Search the material below for the string "gewünschte" and list each line that holds it.

□ □ □

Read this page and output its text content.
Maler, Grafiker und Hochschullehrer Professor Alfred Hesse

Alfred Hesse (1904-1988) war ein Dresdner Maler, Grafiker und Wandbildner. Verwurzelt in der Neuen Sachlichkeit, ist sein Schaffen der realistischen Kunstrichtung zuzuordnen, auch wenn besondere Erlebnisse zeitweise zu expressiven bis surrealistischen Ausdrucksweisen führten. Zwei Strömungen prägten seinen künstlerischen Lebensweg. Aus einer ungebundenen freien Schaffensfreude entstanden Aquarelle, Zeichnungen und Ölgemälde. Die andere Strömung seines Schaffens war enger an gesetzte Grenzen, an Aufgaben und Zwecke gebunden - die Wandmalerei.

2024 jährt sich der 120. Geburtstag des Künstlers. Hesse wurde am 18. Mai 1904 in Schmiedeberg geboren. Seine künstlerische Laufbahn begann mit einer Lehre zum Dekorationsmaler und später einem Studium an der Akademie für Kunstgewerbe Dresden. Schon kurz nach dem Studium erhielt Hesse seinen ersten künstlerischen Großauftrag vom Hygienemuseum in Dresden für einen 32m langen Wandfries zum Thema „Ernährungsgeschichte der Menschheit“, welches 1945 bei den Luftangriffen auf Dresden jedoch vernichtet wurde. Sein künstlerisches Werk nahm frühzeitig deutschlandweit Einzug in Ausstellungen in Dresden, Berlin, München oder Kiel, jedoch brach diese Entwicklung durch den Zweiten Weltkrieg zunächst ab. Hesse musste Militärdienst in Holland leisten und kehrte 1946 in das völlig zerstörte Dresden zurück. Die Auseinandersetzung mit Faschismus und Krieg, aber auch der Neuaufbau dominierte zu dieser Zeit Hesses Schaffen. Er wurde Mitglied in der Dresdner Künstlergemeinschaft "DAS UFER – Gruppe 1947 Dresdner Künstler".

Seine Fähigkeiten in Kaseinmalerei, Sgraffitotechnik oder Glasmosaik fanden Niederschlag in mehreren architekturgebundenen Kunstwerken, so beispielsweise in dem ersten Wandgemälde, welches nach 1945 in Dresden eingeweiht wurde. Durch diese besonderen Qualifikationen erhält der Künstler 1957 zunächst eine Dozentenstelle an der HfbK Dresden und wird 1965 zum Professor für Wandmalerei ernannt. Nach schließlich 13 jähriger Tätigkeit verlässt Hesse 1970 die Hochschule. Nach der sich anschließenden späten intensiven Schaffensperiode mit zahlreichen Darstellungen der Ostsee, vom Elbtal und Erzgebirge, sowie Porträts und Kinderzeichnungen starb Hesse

□ □ □

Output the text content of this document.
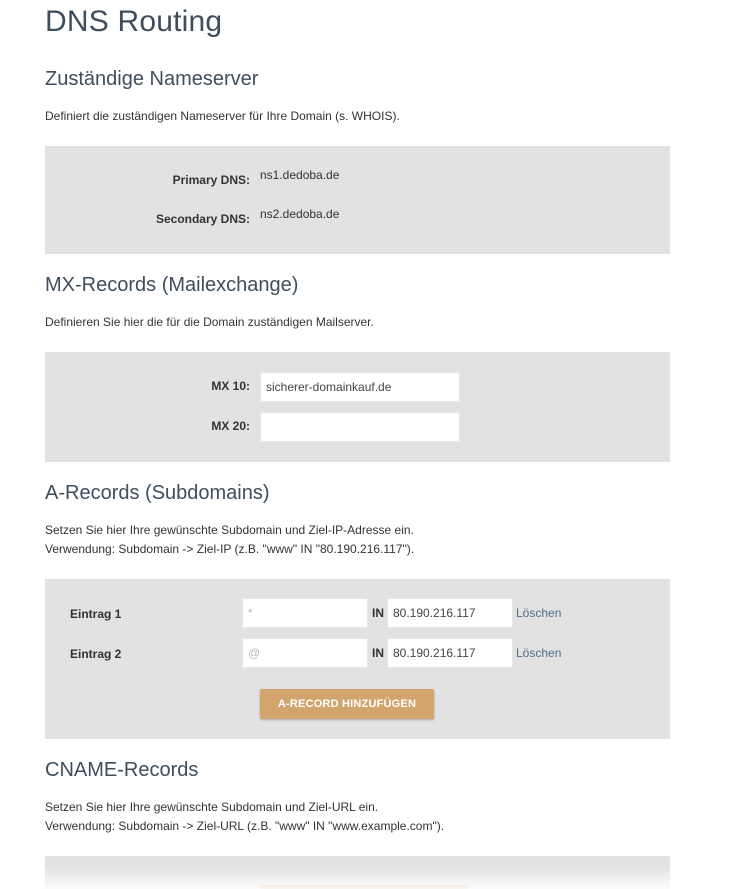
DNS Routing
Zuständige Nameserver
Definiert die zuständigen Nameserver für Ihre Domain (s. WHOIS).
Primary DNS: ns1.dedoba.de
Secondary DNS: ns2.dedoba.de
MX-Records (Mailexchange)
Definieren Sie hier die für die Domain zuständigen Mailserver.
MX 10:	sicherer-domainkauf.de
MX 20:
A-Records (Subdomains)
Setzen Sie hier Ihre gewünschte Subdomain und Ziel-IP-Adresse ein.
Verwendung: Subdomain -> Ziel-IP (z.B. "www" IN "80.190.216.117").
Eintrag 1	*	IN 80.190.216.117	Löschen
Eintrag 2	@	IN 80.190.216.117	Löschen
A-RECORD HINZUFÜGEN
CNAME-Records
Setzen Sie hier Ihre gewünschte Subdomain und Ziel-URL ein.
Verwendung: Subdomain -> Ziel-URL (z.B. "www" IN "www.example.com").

□ □ □

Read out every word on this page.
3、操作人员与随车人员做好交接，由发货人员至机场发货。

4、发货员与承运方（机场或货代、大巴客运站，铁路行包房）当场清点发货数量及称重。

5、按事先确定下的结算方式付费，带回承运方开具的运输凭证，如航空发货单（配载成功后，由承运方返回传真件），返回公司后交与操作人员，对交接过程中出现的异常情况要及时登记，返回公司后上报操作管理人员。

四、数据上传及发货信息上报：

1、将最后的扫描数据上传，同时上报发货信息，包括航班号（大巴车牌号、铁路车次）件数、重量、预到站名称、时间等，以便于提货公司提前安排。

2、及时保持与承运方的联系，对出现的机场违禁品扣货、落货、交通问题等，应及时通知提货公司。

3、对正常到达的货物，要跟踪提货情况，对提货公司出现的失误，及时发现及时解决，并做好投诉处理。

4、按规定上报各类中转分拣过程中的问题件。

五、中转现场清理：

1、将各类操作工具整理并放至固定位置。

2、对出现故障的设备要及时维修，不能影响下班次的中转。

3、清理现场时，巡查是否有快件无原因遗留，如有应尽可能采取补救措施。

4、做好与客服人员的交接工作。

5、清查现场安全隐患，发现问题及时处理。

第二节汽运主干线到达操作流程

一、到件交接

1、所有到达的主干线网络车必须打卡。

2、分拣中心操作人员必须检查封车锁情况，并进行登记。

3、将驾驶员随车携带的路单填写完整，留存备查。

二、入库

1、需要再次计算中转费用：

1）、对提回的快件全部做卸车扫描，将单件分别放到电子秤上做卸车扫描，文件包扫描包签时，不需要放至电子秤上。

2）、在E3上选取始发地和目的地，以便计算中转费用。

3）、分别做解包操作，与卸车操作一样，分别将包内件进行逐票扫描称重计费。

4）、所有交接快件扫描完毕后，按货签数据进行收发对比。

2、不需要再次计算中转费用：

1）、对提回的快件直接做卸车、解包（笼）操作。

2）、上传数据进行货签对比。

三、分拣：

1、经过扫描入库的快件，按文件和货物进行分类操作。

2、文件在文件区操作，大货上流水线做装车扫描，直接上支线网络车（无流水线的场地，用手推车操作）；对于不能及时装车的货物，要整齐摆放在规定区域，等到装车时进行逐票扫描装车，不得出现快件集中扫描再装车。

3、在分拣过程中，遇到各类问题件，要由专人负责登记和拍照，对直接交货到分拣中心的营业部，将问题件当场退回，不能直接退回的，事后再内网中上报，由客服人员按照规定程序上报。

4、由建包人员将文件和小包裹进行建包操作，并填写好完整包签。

□ □ □

◆ TASK RESULT:
Setzen Sie hier Ihre gewünschte Subdomain und Ziel-IP-Adresse ein.
Setzen Sie hier Ihre gewünschte Subdomain und Ziel-URL ein.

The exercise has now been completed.